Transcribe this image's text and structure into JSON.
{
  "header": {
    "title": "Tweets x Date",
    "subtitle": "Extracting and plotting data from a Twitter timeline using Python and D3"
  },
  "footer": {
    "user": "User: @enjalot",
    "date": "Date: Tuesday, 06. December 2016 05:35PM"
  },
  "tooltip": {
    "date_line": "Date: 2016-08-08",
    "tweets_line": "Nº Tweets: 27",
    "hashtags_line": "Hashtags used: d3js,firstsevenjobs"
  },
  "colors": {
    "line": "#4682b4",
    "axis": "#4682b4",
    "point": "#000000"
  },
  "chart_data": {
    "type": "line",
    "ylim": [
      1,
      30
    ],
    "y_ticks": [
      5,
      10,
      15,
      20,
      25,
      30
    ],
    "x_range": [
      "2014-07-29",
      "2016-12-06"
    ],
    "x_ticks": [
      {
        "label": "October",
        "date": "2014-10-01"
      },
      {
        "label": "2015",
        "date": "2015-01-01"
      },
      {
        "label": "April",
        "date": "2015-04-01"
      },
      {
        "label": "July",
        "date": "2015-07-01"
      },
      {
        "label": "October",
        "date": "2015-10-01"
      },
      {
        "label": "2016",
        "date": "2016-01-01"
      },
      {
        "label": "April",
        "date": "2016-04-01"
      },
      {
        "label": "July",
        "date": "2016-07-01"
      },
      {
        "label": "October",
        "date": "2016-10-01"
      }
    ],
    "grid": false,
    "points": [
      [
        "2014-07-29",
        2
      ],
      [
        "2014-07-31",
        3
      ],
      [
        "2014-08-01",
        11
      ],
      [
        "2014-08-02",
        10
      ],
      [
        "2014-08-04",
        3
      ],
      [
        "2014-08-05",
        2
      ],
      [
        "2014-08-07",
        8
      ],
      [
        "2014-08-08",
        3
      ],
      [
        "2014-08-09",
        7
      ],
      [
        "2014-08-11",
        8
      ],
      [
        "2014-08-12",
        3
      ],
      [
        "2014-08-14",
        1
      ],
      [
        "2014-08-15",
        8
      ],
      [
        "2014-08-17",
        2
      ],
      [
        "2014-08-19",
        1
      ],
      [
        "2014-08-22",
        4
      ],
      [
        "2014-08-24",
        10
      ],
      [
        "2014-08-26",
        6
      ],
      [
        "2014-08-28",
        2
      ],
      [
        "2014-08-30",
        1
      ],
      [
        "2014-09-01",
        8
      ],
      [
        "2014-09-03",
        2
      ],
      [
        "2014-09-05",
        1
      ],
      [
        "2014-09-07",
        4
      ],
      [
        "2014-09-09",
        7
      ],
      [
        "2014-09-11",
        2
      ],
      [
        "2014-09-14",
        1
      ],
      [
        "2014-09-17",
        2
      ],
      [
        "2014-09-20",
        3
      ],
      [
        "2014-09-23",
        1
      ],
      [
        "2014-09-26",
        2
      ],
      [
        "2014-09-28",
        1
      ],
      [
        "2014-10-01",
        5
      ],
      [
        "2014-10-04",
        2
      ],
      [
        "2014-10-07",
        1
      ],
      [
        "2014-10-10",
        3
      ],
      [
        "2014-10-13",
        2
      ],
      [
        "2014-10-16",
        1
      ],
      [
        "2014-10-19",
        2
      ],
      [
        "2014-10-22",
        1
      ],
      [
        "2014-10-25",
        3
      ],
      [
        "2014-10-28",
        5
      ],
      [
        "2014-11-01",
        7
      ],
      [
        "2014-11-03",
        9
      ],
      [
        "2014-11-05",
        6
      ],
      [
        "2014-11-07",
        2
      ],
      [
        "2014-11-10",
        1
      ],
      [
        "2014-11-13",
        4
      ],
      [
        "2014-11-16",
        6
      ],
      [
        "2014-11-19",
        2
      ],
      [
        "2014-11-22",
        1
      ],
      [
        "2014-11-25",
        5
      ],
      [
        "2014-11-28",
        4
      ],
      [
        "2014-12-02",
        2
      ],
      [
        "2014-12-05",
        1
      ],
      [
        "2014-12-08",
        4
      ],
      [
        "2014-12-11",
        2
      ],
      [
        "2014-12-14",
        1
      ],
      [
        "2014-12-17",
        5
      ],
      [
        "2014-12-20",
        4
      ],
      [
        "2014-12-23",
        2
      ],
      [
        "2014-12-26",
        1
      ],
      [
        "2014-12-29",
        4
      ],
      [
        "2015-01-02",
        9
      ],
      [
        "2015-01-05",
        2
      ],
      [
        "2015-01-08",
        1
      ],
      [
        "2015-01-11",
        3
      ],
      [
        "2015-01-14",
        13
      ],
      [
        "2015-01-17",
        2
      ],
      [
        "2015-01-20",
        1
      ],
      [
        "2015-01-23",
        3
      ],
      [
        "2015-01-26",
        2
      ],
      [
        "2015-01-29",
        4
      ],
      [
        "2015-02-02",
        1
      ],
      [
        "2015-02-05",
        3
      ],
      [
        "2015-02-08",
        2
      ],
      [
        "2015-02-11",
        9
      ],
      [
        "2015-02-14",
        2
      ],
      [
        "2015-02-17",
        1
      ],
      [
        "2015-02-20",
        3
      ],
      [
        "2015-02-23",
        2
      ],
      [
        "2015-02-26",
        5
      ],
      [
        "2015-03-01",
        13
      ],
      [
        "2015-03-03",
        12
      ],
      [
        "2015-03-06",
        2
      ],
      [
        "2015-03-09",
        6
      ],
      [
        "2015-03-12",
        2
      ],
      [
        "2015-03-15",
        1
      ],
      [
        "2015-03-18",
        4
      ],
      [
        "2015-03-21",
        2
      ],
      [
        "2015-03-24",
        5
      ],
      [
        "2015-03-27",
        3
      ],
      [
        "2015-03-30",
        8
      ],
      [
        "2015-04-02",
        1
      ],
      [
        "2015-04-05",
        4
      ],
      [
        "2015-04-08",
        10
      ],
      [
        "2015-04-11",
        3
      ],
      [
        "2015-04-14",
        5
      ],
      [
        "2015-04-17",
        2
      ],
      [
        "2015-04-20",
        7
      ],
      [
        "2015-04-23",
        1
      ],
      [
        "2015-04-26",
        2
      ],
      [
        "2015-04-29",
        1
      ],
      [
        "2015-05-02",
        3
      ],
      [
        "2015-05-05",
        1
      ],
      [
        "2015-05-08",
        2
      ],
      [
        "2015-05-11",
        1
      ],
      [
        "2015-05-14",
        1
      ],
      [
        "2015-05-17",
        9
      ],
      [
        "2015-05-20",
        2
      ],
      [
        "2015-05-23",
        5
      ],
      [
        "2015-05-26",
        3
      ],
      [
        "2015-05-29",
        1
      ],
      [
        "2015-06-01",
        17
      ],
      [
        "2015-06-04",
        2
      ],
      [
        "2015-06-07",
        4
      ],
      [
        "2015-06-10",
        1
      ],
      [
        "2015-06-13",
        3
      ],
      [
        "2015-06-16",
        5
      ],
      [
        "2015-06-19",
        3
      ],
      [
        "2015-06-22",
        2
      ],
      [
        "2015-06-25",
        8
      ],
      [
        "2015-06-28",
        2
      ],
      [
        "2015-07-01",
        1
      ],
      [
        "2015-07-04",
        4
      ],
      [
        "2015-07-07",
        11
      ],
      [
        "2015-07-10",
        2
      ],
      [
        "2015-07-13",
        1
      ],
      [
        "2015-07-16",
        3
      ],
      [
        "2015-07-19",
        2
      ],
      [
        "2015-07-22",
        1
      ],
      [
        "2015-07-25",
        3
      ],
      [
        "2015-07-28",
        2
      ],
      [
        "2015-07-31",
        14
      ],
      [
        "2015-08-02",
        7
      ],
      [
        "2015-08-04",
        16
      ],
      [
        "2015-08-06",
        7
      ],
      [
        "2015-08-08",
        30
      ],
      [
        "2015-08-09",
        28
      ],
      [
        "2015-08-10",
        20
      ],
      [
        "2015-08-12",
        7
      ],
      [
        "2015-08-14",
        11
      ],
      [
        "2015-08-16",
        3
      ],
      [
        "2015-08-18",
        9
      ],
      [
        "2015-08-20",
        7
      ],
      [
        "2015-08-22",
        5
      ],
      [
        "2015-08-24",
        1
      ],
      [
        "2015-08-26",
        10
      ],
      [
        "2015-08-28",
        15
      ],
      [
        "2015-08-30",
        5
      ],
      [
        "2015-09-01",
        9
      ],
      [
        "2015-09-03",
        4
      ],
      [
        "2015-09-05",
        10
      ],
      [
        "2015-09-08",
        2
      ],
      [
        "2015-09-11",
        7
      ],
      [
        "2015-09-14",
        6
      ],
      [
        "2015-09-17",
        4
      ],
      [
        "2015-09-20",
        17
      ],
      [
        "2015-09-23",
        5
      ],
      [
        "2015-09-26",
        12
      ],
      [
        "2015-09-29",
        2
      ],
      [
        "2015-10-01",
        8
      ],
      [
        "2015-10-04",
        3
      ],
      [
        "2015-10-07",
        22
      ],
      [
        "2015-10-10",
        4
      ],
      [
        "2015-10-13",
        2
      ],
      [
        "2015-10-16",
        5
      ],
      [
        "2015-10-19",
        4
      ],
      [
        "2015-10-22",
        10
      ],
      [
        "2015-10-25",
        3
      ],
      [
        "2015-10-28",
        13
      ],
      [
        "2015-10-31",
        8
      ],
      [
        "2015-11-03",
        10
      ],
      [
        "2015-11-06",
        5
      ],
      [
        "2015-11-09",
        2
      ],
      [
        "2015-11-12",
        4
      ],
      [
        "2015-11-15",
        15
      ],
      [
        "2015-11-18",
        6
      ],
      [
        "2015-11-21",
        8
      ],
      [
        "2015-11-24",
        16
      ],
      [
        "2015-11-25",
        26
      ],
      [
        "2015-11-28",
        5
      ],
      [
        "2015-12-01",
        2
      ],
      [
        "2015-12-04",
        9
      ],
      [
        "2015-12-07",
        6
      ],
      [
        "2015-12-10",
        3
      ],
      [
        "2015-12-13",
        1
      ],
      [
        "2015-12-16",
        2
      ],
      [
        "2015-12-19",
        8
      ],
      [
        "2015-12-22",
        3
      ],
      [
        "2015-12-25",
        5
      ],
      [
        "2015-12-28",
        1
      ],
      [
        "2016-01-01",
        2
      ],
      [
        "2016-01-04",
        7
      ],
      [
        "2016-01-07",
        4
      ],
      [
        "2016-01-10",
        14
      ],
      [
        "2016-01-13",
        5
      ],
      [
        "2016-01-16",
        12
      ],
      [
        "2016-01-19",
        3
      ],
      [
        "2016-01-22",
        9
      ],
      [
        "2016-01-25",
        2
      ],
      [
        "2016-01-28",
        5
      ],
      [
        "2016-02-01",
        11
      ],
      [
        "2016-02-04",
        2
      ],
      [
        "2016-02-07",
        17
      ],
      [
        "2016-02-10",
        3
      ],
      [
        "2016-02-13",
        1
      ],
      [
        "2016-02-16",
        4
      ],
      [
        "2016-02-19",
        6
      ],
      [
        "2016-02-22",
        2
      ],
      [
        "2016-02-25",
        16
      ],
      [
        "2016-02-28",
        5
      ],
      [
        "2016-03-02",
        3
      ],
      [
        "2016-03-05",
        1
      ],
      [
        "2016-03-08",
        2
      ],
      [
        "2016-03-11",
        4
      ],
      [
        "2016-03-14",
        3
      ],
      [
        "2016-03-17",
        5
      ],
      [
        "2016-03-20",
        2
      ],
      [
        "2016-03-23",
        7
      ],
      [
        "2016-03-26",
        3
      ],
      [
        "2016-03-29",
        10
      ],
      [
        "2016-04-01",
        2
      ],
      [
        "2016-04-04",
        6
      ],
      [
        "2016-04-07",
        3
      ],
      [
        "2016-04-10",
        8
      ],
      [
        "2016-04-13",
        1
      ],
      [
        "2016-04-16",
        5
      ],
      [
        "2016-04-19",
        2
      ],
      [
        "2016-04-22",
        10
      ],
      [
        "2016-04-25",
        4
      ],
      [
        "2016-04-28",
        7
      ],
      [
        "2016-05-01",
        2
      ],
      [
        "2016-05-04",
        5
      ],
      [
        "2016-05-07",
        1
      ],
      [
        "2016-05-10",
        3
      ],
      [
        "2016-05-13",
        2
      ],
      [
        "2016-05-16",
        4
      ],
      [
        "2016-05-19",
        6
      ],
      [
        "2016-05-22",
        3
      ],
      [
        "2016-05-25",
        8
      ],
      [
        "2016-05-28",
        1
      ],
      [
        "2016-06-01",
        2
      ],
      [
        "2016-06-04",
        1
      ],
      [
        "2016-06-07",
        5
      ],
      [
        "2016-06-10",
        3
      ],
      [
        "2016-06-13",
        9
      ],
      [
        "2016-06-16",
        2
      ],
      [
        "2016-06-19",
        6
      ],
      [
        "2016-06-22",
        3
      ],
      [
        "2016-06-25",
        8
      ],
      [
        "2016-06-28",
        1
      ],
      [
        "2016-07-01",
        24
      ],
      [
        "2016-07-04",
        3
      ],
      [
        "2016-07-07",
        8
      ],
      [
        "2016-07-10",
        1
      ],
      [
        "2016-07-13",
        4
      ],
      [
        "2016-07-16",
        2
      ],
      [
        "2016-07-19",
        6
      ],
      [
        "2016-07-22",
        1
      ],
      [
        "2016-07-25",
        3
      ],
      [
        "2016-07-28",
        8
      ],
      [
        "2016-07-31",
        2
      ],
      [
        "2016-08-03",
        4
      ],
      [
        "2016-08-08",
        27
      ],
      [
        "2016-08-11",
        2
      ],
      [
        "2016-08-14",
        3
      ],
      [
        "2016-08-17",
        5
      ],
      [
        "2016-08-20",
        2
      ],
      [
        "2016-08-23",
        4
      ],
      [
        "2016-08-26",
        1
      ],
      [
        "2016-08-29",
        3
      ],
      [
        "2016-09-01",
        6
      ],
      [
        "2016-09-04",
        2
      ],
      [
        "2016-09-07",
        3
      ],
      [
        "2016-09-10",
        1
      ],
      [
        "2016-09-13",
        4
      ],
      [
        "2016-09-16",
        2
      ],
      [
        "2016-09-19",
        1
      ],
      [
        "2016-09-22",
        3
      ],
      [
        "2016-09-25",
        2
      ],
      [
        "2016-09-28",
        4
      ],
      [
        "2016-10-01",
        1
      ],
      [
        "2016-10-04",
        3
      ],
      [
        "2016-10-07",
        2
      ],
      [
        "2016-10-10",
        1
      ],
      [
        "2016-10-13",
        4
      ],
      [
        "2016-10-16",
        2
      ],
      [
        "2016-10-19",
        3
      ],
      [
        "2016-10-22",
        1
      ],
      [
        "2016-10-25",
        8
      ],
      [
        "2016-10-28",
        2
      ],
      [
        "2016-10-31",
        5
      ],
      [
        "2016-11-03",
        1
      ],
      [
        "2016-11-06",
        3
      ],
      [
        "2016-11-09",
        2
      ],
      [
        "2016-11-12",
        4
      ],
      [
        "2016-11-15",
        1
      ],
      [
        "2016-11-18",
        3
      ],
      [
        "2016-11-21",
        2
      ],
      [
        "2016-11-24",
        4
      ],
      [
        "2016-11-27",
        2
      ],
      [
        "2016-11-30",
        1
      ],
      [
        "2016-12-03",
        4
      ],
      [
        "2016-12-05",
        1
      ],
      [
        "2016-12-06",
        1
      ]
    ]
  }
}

□ □ □ □ □ □ □

List each line of the records that holds the string "Tweets".

    "title": "Tweets x Date",
    "tweets_line": "Nº Tweets: 27",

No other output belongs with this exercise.